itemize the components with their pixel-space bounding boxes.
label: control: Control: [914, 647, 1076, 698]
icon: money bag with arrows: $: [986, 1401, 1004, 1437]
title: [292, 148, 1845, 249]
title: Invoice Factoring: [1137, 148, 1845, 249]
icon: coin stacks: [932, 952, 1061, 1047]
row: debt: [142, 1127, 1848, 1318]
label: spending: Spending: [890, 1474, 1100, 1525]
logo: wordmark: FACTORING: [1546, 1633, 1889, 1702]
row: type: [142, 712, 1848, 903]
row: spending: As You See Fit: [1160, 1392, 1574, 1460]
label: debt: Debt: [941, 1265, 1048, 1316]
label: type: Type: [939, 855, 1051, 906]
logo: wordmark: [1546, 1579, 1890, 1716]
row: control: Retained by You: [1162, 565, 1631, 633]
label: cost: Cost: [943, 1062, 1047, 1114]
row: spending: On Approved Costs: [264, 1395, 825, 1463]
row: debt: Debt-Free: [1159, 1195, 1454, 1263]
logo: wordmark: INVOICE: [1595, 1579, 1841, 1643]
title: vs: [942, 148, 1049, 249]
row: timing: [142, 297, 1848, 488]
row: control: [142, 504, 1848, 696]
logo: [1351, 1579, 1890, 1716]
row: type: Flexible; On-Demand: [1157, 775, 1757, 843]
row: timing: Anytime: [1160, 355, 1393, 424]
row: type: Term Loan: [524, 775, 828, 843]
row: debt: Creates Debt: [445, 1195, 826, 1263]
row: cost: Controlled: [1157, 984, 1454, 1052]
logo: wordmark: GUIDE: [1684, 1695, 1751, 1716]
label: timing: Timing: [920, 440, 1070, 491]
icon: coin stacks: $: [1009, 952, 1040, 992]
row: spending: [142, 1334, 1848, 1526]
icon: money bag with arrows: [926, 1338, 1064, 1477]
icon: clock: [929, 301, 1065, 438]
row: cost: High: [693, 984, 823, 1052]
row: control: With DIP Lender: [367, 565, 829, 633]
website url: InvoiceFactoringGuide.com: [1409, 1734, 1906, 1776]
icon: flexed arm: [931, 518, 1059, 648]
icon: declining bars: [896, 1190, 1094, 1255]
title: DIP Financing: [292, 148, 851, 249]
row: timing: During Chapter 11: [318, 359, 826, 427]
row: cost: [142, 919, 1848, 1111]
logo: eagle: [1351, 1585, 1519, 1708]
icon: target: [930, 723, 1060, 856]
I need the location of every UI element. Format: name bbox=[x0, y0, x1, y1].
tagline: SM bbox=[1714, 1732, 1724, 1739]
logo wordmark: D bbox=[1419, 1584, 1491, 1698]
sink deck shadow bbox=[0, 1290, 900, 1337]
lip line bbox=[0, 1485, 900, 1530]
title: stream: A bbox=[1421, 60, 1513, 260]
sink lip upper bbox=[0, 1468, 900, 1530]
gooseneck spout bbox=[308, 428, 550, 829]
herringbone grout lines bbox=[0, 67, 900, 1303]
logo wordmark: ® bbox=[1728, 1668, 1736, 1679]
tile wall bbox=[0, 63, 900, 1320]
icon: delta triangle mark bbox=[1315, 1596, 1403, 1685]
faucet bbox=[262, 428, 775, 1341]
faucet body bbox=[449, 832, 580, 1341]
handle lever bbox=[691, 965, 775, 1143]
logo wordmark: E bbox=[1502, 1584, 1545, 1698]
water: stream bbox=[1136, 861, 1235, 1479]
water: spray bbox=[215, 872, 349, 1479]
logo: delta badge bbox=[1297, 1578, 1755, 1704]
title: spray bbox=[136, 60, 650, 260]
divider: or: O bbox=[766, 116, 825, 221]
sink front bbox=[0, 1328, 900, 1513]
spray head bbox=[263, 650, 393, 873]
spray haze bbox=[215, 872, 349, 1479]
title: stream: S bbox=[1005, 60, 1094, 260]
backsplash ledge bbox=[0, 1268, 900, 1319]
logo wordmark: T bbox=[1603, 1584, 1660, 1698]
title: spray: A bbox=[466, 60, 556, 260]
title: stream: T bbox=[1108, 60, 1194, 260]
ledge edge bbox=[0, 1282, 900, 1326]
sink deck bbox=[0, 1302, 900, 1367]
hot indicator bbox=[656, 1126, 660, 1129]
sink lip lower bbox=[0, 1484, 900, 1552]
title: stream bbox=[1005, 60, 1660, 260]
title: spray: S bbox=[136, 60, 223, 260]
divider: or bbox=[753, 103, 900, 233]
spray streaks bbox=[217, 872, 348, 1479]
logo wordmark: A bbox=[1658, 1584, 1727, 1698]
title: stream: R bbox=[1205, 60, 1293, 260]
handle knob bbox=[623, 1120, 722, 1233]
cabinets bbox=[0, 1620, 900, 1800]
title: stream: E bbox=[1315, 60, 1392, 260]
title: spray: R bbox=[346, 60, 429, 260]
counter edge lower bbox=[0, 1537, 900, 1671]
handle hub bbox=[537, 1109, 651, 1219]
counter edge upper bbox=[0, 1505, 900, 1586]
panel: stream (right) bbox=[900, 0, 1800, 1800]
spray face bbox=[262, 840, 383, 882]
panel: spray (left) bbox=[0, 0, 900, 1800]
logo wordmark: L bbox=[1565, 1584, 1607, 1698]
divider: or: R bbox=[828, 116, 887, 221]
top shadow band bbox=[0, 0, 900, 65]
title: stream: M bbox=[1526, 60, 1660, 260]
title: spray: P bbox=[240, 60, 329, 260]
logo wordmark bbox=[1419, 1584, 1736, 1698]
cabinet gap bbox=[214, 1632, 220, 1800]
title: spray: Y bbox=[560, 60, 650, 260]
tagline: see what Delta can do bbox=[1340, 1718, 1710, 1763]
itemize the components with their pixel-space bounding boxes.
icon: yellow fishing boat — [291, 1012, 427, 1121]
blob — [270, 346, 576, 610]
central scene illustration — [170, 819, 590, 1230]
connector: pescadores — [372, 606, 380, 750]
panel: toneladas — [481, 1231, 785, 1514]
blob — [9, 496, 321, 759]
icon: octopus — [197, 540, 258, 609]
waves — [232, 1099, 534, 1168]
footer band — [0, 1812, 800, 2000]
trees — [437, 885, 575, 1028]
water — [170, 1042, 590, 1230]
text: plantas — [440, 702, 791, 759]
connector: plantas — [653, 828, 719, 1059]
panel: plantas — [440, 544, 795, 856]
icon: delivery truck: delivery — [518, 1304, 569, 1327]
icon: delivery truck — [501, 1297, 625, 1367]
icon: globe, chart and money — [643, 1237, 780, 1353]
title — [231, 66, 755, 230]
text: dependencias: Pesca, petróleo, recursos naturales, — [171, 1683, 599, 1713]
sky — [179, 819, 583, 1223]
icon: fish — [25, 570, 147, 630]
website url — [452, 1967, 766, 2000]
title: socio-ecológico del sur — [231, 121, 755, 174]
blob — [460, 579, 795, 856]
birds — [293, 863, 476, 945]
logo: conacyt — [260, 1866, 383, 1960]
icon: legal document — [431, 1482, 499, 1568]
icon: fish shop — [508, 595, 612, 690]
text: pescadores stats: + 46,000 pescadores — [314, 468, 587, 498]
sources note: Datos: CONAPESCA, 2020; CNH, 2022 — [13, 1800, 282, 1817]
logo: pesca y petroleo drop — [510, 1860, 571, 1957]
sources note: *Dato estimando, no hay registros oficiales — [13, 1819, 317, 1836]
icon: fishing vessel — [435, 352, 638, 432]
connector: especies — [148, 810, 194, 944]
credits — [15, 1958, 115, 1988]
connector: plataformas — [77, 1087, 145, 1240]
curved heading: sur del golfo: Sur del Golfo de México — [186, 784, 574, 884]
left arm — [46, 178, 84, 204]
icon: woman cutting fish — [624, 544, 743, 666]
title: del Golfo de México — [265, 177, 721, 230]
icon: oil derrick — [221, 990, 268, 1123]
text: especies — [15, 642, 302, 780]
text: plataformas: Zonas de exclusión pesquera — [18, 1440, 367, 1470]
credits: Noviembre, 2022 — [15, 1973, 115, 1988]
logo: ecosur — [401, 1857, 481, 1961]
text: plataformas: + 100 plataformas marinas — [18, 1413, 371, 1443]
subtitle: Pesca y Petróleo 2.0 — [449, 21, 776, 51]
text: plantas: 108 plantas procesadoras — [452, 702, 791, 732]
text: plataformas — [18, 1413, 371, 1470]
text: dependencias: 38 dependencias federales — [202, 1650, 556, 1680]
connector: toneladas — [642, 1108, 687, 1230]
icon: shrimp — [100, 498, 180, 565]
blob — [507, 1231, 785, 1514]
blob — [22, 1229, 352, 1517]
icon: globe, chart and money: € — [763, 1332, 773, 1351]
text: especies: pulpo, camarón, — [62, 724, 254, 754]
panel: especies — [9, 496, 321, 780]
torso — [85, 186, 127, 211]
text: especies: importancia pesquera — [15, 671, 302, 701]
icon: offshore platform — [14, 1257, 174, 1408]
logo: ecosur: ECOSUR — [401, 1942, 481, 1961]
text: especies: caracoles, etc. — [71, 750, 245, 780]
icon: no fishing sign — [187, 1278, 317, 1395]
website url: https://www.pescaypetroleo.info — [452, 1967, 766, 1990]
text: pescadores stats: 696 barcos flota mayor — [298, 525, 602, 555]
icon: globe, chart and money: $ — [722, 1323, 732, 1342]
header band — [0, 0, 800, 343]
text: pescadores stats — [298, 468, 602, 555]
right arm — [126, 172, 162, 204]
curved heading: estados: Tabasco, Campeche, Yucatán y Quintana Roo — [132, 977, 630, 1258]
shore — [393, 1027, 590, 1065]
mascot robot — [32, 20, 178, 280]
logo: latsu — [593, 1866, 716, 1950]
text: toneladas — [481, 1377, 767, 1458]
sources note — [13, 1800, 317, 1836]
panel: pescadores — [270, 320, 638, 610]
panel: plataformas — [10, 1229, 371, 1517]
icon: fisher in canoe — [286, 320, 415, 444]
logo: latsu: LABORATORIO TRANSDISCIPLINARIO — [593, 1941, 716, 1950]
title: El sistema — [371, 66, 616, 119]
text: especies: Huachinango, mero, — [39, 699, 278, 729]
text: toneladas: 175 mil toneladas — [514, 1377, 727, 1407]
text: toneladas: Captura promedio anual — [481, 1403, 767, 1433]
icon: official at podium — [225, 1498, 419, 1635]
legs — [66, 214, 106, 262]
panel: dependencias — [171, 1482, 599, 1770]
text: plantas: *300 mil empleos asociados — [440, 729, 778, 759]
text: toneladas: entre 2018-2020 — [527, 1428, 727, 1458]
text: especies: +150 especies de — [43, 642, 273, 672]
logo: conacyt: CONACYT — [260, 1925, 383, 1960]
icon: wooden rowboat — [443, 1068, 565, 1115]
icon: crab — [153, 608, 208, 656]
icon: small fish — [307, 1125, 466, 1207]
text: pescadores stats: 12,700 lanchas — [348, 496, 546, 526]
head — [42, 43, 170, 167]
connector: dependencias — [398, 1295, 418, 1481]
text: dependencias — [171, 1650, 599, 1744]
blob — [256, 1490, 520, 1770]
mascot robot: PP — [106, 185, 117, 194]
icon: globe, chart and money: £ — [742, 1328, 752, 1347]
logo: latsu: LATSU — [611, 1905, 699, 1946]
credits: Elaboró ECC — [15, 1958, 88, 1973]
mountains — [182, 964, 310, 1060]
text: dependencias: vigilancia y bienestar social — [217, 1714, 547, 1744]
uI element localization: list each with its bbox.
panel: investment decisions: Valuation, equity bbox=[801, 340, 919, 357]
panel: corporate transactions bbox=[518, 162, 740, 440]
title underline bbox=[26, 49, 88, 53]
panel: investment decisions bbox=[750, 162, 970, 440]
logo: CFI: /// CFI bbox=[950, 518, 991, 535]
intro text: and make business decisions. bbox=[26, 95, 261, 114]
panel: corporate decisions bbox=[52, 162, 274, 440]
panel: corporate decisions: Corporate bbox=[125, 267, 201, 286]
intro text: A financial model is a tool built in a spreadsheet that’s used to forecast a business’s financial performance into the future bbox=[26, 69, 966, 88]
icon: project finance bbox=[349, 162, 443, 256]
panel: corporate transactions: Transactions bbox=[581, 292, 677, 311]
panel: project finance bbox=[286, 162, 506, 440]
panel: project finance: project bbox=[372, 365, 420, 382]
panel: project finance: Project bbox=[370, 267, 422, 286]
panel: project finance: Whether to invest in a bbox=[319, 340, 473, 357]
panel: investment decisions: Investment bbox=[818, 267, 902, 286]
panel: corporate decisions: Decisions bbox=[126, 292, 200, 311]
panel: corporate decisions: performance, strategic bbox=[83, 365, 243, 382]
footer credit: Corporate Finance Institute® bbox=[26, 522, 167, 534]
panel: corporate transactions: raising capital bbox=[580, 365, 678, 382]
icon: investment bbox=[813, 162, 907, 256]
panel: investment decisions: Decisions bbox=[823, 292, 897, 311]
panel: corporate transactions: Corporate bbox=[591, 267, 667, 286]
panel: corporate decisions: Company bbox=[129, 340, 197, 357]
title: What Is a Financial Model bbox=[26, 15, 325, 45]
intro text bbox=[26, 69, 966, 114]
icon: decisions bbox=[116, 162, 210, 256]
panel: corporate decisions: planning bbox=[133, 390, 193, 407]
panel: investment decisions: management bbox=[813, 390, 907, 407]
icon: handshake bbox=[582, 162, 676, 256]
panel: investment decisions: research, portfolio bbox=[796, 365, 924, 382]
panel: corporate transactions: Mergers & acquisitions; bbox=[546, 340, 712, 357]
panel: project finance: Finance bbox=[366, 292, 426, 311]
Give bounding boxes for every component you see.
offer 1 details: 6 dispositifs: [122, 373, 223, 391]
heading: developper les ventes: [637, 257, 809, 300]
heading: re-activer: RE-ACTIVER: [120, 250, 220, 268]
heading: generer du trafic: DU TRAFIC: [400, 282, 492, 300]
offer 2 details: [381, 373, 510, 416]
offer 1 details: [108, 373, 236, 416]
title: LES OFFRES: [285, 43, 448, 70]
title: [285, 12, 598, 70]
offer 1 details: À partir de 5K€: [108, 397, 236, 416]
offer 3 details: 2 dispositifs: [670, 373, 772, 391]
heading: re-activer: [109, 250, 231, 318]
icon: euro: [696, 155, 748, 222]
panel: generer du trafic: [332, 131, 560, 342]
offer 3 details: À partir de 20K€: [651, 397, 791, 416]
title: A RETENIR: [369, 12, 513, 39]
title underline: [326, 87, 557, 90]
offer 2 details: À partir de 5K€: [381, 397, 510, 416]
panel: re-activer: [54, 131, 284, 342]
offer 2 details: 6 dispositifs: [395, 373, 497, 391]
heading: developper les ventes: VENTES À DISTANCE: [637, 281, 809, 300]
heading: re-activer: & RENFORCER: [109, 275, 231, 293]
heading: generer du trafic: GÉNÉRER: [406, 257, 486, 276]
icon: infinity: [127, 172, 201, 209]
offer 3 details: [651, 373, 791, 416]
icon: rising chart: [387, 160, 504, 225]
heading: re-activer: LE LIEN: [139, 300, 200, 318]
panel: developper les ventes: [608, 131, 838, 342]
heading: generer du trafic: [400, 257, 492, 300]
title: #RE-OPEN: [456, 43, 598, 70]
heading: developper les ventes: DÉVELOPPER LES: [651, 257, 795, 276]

========

GIVEN EXERCISE. Can you rewrite the records from their start through the line that contains "label: spending: Spending: [890, 1474, 1100, 1525]", inclusive, changing "money bag with arrows" to "money bag" and leaving everything else as it is?

SOLVED EXERCISE.
itemize the components with their pixel-space bounding boxes.
label: control: Control: [914, 647, 1076, 698]
icon: money bag: $: [986, 1401, 1004, 1437]
title: [292, 148, 1845, 249]
title: Invoice Factoring: [1137, 148, 1845, 249]
icon: coin stacks: [932, 952, 1061, 1047]
row: debt: [142, 1127, 1848, 1318]
label: spending: Spending: [890, 1474, 1100, 1525]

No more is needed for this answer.